EXERCISE DESCRIPTION - Write out the full set of records below exactly.

>> Begin SOURCE RECORDS

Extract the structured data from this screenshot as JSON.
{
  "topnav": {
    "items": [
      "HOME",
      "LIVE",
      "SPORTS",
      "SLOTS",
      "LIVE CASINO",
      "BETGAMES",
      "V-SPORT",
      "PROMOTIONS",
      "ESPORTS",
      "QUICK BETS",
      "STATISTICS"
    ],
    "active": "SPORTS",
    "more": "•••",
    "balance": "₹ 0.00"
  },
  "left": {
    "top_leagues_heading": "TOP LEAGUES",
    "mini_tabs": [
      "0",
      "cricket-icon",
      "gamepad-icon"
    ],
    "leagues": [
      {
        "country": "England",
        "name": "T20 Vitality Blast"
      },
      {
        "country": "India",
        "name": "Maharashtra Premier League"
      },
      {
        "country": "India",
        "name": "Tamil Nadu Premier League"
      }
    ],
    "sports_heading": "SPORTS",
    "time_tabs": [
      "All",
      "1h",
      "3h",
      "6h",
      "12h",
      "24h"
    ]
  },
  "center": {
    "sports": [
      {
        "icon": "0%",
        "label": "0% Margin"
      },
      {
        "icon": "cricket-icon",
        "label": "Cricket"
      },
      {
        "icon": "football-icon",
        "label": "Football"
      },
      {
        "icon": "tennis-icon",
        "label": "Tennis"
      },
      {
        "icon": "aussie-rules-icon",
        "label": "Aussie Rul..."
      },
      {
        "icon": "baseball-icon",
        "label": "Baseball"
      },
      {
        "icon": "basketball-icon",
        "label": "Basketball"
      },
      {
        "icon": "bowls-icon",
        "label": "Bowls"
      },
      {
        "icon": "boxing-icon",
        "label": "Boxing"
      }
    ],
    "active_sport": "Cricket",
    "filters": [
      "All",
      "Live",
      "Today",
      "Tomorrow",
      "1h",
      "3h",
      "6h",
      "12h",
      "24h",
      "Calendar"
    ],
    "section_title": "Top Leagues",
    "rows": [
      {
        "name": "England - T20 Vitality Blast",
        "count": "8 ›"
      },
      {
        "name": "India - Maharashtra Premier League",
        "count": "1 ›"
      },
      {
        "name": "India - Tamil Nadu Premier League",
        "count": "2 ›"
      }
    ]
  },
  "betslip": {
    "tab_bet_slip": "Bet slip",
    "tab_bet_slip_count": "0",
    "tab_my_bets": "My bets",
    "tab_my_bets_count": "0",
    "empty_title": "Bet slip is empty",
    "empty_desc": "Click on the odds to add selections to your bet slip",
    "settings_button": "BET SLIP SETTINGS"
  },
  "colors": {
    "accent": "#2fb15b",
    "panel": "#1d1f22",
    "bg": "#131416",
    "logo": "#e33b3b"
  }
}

>> End SOURCE RECORDS

EXERCISE OUTPUT -
Extract the structured data from this screenshot as JSON.
{
  "topnav": {
    "items": [
      "HOME",
      "LIVE",
      "SPORTS",
      "SLOTS",
      "LIVE CASINO",
      "BETGAMES",
      "V-SPORT",
      "PROMOTIONS",
      "ESPORTS",
      "QUICK BETS",
      "STATISTICS"
    ],
    "active": "SPORTS",
    "more": "•••",
    "balance": "₹ 0.00"
  },
  "left": {
    "top_leagues_heading": "TOP LEAGUES",
    "mini_tabs": [
      "0",
      "cricket-icon",
      "gamepad-icon"
    ],
    "leagues": [
      {
        "country": "England",
        "name": "T20 Vitality Blast"
      },
      {
        "country": "India",
        "name": "Maharashtra Premier League"
      },
      {
        "country": "India",
        "name": "Tamil Nadu Premier League"
      }
    ],
    "sports_heading": "SPORTS",
    "time_tabs": [
      "All",
      "1h",
      "3h",
      "6h",
      "12h",
      "24h"
    ]
  },
  "center": {
    "sports": [
      {
        "icon": "0%",
        "label": "0% Margin"
      },
      {
        "icon": "cricket-icon",
        "label": "Cricket"
      },
      {
        "icon": "football-icon",
        "label": "Football"
      },
      {
        "icon": "tennis-icon",
        "label": "Tennis"
      },
      {
        "icon": "aussie-rules-icon",
        "label": "Aussie Rul..."
      },
      {
        "icon": "baseball-icon",
        "label": "Baseball"
      },
      {
        "icon": "basketball-icon",
        "label": "Basketball"
      },
      {
        "icon": "bowls-icon",
        "label": "Bowls"
      },
      {
        "icon": "boxing-icon",
        "label": "Boxing"
      }
    ],
    "active_sport": "Cricket",
    "filters": [
      "All",
      "Live",
      "Today",
      "Tomorrow",
      "1h",
      "3h",
      "6h",
      "12h",
      "24h",
      "Calendar"
    ],
    "section_title": "Top Leagues",
    "rows": [
      {
        "name": "England - T20 Vitality Blast",
        "count": "8 ›"
      },
      {
        "name": "India - Maharashtra Premier League",
        "count": "1 ›"
      },
      {
        "name": "India - Tamil Nadu Premier League",
        "count": "2 ›"
      }
    ]
  },
  "betslip": {
    "tab_bet_slip": "Bet slip",
    "tab_bet_slip_count": "0",
    "tab_my_bets": "My bets",
    "tab_my_bets_count": "0",
    "empty_title": "Bet slip is empty",
    "empty_desc": "Click on the odds to add selections to your bet slip",
    "settings_button": "BET SLIP SETTINGS"
  },
  "colors": {
    "accent": "#2fb15b",
    "panel": "#1d1f22",
    "bg": "#131416",
    "logo": "#e33b3b"
  }
}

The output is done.